**Work instructions:** Write out every line of the data below verbatim, leaving out any pictures.
※ ※ ※
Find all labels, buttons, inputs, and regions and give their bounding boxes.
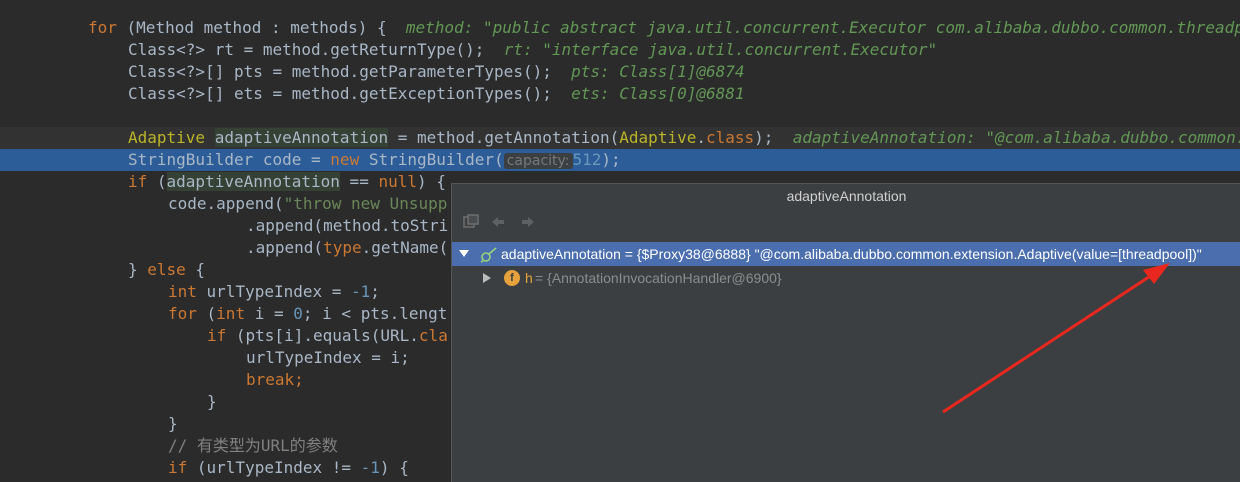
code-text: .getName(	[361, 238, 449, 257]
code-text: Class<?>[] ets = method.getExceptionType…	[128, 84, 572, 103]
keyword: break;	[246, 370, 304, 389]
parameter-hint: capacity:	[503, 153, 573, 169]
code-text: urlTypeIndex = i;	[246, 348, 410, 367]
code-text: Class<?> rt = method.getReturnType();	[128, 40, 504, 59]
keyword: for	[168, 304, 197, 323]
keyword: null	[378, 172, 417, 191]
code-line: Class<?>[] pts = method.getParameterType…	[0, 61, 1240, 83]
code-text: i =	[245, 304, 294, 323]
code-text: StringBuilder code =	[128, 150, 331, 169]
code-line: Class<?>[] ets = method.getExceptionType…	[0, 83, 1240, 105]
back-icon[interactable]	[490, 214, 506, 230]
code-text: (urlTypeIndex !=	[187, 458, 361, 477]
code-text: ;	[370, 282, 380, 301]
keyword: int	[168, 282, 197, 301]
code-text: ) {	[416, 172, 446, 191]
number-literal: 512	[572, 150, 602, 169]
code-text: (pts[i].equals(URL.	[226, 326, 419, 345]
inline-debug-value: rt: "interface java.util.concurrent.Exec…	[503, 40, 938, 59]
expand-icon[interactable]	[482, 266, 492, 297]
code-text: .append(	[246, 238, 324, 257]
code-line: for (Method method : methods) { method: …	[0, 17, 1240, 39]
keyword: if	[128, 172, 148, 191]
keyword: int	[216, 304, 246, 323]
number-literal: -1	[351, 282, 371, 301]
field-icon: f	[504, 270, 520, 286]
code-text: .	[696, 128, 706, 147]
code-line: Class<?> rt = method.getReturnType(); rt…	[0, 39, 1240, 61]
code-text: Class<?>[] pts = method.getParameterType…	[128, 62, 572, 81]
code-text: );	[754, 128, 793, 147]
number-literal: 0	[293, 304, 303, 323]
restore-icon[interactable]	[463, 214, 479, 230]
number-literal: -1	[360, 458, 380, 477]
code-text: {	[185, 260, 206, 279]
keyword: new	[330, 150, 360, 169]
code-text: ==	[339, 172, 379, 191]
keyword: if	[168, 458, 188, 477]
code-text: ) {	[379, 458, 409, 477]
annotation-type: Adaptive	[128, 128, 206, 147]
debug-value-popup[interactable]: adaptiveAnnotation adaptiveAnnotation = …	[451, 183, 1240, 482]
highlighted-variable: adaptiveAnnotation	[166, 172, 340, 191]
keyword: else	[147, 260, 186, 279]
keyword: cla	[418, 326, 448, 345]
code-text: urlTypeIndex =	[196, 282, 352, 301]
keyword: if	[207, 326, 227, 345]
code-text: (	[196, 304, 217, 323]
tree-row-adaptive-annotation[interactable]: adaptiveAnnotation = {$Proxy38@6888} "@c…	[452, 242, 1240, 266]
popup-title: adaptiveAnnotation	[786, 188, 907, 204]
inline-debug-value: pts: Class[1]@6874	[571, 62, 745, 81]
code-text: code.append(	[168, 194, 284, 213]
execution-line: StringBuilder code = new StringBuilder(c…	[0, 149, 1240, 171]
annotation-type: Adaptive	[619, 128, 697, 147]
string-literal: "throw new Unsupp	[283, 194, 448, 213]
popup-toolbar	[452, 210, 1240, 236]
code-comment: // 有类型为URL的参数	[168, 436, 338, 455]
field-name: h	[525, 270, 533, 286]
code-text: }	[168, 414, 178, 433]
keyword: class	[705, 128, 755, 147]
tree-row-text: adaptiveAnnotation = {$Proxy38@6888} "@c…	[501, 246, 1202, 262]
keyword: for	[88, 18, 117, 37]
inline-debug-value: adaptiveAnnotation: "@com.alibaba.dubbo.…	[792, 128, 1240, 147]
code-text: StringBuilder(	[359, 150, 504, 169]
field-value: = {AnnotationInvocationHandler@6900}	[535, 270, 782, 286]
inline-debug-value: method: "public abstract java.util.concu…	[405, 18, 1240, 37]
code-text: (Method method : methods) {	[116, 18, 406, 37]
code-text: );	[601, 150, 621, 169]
※ ※ ※
**Exercise answer:**
Find all labels, buttons, inputs, and regions and give their bounding boxes.
code-text: .getName(	[361, 238, 449, 257]
code-text: Class<?>[] ets = method.getExceptionType…	[128, 84, 572, 103]
keyword: break;	[246, 370, 304, 389]
parameter-hint: capacity:	[503, 153, 573, 169]
code-text: urlTypeIndex = i;	[246, 348, 410, 367]
code-text: Class<?> rt = method.getReturnType();	[128, 40, 504, 59]
keyword: for	[168, 304, 197, 323]
keyword: null	[378, 172, 417, 191]
code-line: Class<?>[] pts = method.getParameterType…	[0, 61, 1240, 83]
code-text: i =	[245, 304, 294, 323]
code-text: StringBuilder code =	[128, 150, 331, 169]
code-line: Class<?>[] ets = method.getExceptionType…	[0, 83, 1240, 105]
back-icon[interactable]	[490, 214, 506, 230]
code-text: (urlTypeIndex !=	[187, 458, 361, 477]
code-text: ;	[370, 282, 380, 301]
keyword: int	[168, 282, 197, 301]
code-text: ) {	[416, 172, 446, 191]
number-literal: 512	[572, 150, 602, 169]
code-text: (pts[i].equals(URL.	[226, 326, 419, 345]
inline-debug-value: rt: "interface java.util.concurrent.Exec…	[503, 40, 938, 59]
expand-icon[interactable]	[482, 266, 492, 297]
code-text: .append(	[246, 238, 324, 257]
code-line: for (Method method : methods) { method: …	[0, 17, 1240, 39]
keyword: if	[128, 172, 148, 191]
keyword: int	[216, 304, 246, 323]
number-literal: -1	[351, 282, 371, 301]
field-icon: f	[504, 270, 520, 286]
code-text: .	[696, 128, 706, 147]
code-line: Class<?> rt = method.getReturnType(); rt…	[0, 39, 1240, 61]
code-text: Class<?>[] pts = method.getParameterType…	[128, 62, 572, 81]
code-text: );	[754, 128, 793, 147]
number-literal: 0	[293, 304, 303, 323]
restore-icon[interactable]	[463, 214, 479, 230]
number-literal: -1	[360, 458, 380, 477]
code-text: {	[185, 260, 206, 279]
keyword: new	[330, 150, 360, 169]
code-text: ==	[339, 172, 379, 191]
keyword: if	[168, 458, 188, 477]
code-text: ) {	[379, 458, 409, 477]
annotation-type: Adaptive	[128, 128, 206, 147]
debug-value-popup[interactable]: adaptiveAnnotation adaptiveAnnotation = …	[451, 183, 1240, 482]
highlighted-variable: adaptiveAnnotation	[166, 172, 340, 191]
keyword: else	[147, 260, 186, 279]
keyword: cla	[418, 326, 448, 345]
code-text: urlTypeIndex =	[196, 282, 352, 301]
keyword: if	[207, 326, 227, 345]
code-text: (	[196, 304, 217, 323]
tree-row-adaptive-annotation[interactable]: adaptiveAnnotation = {$Proxy38@6888} "@c…	[452, 242, 1240, 266]
popup-title: adaptiveAnnotation	[786, 188, 907, 204]
inline-debug-value: pts: Class[1]@6874	[571, 62, 745, 81]
code-text: code.append(	[168, 194, 284, 213]
execution-line: StringBuilder code = new StringBuilder(c…	[0, 149, 1240, 171]
annotation-type: Adaptive	[619, 128, 697, 147]
string-literal: "throw new Unsupp	[283, 194, 448, 213]
popup-toolbar	[452, 210, 1240, 236]
code-comment: // 有类型为URL的参数	[168, 436, 338, 455]
field-name: h	[525, 270, 533, 286]
code-text: }	[168, 414, 178, 433]
keyword: class	[705, 128, 755, 147]
tree-row-text: adaptiveAnnotation = {$Proxy38@6888} "@c…	[501, 246, 1202, 262]
keyword: for	[88, 18, 117, 37]
inline-debug-value: adaptiveAnnotation: "@com.alibaba.dubbo.…	[792, 128, 1240, 147]
code-text: StringBuilder(	[359, 150, 504, 169]
field-value: = {AnnotationInvocationHandler@6900}	[535, 270, 782, 286]
inline-debug-value: method: "public abstract java.util.concu…	[405, 18, 1240, 37]
code-text: (Method method : methods) {	[116, 18, 406, 37]
code-text: );	[601, 150, 621, 169]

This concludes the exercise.